Collected data:
----

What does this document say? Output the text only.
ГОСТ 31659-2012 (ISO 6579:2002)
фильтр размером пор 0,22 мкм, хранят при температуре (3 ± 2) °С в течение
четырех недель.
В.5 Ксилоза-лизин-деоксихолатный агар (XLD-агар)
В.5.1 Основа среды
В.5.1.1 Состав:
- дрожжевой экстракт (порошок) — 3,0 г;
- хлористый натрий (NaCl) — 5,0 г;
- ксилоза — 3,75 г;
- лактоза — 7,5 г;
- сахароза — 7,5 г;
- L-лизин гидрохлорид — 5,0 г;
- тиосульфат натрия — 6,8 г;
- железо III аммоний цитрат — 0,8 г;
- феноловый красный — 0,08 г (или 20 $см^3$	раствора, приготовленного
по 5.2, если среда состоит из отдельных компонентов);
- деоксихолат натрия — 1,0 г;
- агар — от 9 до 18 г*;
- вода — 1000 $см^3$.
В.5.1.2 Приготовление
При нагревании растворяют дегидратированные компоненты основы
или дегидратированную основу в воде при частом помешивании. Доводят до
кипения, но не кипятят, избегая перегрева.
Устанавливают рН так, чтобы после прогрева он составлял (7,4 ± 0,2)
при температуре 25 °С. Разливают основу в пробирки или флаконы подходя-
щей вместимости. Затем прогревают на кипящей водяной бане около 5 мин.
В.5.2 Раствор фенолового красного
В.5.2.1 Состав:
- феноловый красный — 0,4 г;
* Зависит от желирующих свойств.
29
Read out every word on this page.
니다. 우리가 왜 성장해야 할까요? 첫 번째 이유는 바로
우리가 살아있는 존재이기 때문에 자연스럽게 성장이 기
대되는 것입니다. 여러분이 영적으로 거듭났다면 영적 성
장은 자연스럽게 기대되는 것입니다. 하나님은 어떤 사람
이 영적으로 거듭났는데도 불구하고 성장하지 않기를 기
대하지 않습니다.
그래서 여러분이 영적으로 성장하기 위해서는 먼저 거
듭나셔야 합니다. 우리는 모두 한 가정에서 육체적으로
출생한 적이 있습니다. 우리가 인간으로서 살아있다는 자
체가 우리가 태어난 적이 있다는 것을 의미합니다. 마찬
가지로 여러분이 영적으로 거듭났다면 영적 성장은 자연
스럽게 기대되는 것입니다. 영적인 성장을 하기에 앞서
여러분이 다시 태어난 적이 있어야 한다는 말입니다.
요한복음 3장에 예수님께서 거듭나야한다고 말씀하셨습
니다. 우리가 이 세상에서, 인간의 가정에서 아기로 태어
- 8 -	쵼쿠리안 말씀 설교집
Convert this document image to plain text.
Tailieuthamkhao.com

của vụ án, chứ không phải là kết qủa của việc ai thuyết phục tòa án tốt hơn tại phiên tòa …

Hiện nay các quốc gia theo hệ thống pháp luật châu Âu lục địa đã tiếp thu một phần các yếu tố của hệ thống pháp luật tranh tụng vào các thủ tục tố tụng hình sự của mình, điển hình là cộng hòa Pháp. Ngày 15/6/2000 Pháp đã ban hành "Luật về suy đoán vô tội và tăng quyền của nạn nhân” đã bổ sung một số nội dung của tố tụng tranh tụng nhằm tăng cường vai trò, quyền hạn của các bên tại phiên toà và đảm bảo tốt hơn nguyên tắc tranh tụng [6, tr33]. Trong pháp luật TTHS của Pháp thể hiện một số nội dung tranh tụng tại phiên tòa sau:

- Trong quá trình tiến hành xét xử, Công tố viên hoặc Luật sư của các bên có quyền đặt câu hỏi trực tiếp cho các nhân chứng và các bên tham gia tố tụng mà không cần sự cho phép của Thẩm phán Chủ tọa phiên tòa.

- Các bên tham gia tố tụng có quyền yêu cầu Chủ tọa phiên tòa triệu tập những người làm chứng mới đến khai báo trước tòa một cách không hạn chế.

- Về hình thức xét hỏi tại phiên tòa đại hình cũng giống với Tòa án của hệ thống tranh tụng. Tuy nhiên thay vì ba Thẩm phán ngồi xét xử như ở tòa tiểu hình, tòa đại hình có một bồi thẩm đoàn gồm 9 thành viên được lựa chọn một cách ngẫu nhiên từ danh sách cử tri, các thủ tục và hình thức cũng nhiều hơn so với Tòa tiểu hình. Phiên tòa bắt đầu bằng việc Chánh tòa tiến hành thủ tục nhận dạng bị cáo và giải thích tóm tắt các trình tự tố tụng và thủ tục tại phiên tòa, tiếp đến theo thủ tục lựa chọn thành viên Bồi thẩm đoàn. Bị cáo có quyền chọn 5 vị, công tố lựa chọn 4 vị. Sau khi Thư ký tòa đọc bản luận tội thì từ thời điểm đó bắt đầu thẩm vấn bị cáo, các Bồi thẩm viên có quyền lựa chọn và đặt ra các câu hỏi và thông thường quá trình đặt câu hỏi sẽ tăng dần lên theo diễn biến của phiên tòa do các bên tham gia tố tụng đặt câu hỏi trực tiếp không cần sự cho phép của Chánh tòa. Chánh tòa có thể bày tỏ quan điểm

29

----

Copy every line of the data that holds the string "가정에서".

- [RESULT]
듭나셔야 합니다. 우리는 모두 한 가정에서 육체적으로
니다. 우리가 이 세상에서, 인간의 가정에서 아기로 태어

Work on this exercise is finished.